┌────────
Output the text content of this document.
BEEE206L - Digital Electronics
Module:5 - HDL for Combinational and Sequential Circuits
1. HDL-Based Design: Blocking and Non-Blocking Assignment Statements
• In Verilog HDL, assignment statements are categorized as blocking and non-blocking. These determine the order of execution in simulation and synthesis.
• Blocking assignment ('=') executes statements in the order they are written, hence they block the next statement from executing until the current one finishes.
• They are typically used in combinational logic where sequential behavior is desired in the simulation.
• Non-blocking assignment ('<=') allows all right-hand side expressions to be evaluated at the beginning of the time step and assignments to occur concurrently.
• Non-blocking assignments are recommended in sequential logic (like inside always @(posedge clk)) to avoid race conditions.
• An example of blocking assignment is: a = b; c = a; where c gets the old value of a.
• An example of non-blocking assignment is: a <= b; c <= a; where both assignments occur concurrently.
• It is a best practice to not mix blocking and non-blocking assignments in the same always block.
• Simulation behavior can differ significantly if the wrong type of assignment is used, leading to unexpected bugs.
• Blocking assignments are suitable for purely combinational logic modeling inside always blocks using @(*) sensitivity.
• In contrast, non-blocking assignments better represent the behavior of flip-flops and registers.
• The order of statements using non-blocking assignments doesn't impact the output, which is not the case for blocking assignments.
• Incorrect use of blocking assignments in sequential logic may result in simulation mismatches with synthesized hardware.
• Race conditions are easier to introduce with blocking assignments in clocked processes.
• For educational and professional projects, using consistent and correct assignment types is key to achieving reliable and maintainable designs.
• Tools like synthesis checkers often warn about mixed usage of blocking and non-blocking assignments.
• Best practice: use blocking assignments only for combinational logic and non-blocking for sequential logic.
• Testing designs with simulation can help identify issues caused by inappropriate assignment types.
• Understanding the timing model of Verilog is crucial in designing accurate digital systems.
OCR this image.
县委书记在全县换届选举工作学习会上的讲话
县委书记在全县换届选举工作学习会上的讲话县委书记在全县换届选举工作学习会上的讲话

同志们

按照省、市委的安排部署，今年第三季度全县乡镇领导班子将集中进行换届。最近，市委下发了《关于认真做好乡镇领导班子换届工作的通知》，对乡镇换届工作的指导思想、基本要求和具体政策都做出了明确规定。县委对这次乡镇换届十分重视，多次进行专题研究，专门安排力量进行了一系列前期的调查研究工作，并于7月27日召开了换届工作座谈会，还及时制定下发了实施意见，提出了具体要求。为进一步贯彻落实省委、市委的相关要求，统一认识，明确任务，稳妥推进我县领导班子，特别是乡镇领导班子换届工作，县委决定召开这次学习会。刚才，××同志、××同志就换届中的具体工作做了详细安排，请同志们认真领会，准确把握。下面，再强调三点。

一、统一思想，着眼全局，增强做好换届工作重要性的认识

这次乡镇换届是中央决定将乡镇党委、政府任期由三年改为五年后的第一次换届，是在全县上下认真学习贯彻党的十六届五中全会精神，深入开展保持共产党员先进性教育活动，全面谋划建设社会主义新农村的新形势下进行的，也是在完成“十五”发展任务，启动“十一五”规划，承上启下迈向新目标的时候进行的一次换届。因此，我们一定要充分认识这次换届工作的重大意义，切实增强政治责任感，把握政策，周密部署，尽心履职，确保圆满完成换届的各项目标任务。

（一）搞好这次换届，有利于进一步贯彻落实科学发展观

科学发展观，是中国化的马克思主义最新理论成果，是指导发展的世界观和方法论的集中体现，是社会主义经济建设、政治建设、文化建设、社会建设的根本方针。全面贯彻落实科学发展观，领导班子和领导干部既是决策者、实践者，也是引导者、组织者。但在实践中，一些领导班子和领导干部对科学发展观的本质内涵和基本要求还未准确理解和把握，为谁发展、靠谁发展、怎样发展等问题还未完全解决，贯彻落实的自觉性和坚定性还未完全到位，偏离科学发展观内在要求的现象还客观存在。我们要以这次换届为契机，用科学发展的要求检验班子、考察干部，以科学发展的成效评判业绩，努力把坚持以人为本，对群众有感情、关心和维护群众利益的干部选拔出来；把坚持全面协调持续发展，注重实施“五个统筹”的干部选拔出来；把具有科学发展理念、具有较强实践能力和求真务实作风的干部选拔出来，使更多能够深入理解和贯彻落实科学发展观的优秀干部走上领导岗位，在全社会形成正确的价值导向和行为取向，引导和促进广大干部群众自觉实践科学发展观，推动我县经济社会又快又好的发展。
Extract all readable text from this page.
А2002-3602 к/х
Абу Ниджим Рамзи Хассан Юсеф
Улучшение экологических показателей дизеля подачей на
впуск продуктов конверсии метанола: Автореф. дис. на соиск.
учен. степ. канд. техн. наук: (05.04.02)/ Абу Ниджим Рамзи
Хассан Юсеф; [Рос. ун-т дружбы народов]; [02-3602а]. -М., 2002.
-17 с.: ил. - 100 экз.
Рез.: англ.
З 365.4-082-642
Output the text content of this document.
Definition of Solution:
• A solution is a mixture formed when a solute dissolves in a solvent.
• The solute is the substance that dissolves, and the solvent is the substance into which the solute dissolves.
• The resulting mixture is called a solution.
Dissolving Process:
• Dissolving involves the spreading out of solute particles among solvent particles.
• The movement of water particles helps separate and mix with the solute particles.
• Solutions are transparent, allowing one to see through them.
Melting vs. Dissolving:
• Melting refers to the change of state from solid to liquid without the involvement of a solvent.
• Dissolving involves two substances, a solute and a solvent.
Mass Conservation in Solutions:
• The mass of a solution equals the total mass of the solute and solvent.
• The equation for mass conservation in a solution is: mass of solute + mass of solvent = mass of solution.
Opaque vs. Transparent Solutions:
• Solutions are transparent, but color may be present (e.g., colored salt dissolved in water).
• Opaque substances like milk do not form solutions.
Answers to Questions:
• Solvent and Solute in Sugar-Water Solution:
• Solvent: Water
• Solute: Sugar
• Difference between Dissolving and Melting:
└────────
● **Instructions for the task**
Every record above must be duplicated exactly.

● **Exercise solution**
Output the text content of this document.
BEEE206L - Digital Electronics
Module:5 - HDL for Combinational and Sequential Circuits
1. HDL-Based Design: Blocking and Non-Blocking Assignment Statements
• In Verilog HDL, assignment statements are categorized as blocking and non-blocking. These determine the order of execution in simulation and synthesis.
• Blocking assignment ('=') executes statements in the order they are written, hence they block the next statement from executing until the current one finishes.
• They are typically used in combinational logic where sequential behavior is desired in the simulation.
• Non-blocking assignment ('<=') allows all right-hand side expressions to be evaluated at the beginning of the time step and assignments to occur concurrently.
• Non-blocking assignments are recommended in sequential logic (like inside always @(posedge clk)) to avoid race conditions.
• An example of blocking assignment is: a = b; c = a; where c gets the old value of a.
• An example of non-blocking assignment is: a <= b; c <= a; where both assignments occur concurrently.
• It is a best practice to not mix blocking and non-blocking assignments in the same always block.
• Simulation behavior can differ significantly if the wrong type of assignment is used, leading to unexpected bugs.
• Blocking assignments are suitable for purely combinational logic modeling inside always blocks using @(*) sensitivity.
• In contrast, non-blocking assignments better represent the behavior of flip-flops and registers.
• The order of statements using non-blocking assignments doesn't impact the output, which is not the case for blocking assignments.
• Incorrect use of blocking assignments in sequential logic may result in simulation mismatches with synthesized hardware.
• Race conditions are easier to introduce with blocking assignments in clocked processes.
• For educational and professional projects, using consistent and correct assignment types is key to achieving reliable and maintainable designs.
• Tools like synthesis checkers often warn about mixed usage of blocking and non-blocking assignments.
• Best practice: use blocking assignments only for combinational logic and non-blocking for sequential logic.
• Testing designs with simulation can help identify issues caused by inappropriate assignment types.
• Understanding the timing model of Verilog is crucial in designing accurate digital systems.
OCR this image.
县委书记在全县换届选举工作学习会上的讲话
县委书记在全县换届选举工作学习会上的讲话县委书记在全县换届选举工作学习会上的讲话

同志们

按照省、市委的安排部署，今年第三季度全县乡镇领导班子将集中进行换届。最近，市委下发了《关于认真做好乡镇领导班子换届工作的通知》，对乡镇换届工作的指导思想、基本要求和具体政策都做出了明确规定。县委对这次乡镇换届十分重视，多次进行专题研究，专门安排力量进行了一系列前期的调查研究工作，并于7月27日召开了换届工作座谈会，还及时制定下发了实施意见，提出了具体要求。为进一步贯彻落实省委、市委的相关要求，统一认识，明确任务，稳妥推进我县领导班子，特别是乡镇领导班子换届工作，县委决定召开这次学习会。刚才，××同志、××同志就换届中的具体工作做了详细安排，请同志们认真领会，准确把握。下面，再强调三点。

一、统一思想，着眼全局，增强做好换届工作重要性的认识

这次乡镇换届是中央决定将乡镇党委、政府任期由三年改为五年后的第一次换届，是在全县上下认真学习贯彻党的十六届五中全会精神，深入开展保持共产党员先进性教育活动，全面谋划建设社会主义新农村的新形势下进行的，也是在完成“十五”发展任务，启动“十一五”规划，承上启下迈向新目标的时候进行的一次换届。因此，我们一定要充分认识这次换届工作的重大意义，切实增强政治责任感，把握政策，周密部署，尽心履职，确保圆满完成换届的各项目标任务。

（一）搞好这次换届，有利于进一步贯彻落实科学发展观

科学发展观，是中国化的马克思主义最新理论成果，是指导发展的世界观和方法论的集中体现，是社会主义经济建设、政治建设、文化建设、社会建设的根本方针。全面贯彻落实科学发展观，领导班子和领导干部既是决策者、实践者，也是引导者、组织者。但在实践中，一些领导班子和领导干部对科学发展观的本质内涵和基本要求还未准确理解和把握，为谁发展、靠谁发展、怎样发展等问题还未完全解决，贯彻落实的自觉性和坚定性还未完全到位，偏离科学发展观内在要求的现象还客观存在。我们要以这次换届为契机，用科学发展的要求检验班子、考察干部，以科学发展的成效评判业绩，努力把坚持以人为本，对群众有感情、关心和维护群众利益的干部选拔出来；把坚持全面协调持续发展，注重实施“五个统筹”的干部选拔出来；把具有科学发展理念、具有较强实践能力和求真务实作风的干部选拔出来，使更多能够深入理解和贯彻落实科学发展观的优秀干部走上领导岗位，在全社会形成正确的价值导向和行为取向，引导和促进广大干部群众自觉实践科学发展观，推动我县经济社会又快又好的发展。
Extract all readable text from this page.
А2002-3602 к/х
Абу Ниджим Рамзи Хассан Юсеф
Улучшение экологических показателей дизеля подачей на
впуск продуктов конверсии метанола: Автореф. дис. на соиск.
учен. степ. канд. техн. наук: (05.04.02)/ Абу Ниджим Рамзи
Хассан Юсеф; [Рос. ун-т дружбы народов]; [02-3602а]. -М., 2002.
-17 с.: ил. - 100 экз.
Рез.: англ.
З 365.4-082-642
Output the text content of this document.
Definition of Solution:
• A solution is a mixture formed when a solute dissolves in a solvent.
• The solute is the substance that dissolves, and the solvent is the substance into which the solute dissolves.
• The resulting mixture is called a solution.
Dissolving Process:
• Dissolving involves the spreading out of solute particles among solvent particles.
• The movement of water particles helps separate and mix with the solute particles.
• Solutions are transparent, allowing one to see through them.
Melting vs. Dissolving:
• Melting refers to the change of state from solid to liquid without the involvement of a solvent.
• Dissolving involves two substances, a solute and a solvent.
Mass Conservation in Solutions:
• The mass of a solution equals the total mass of the solute and solvent.
• The equation for mass conservation in a solution is: mass of solute + mass of solvent = mass of solution.
Opaque vs. Transparent Solutions:
• Solutions are transparent, but color may be present (e.g., colored salt dissolved in water).
• Opaque substances like milk do not form solutions.
Answers to Questions:
• Solvent and Solute in Sugar-Water Solution:
• Solvent: Water
• Solute: Sugar
• Difference between Dissolving and Melting:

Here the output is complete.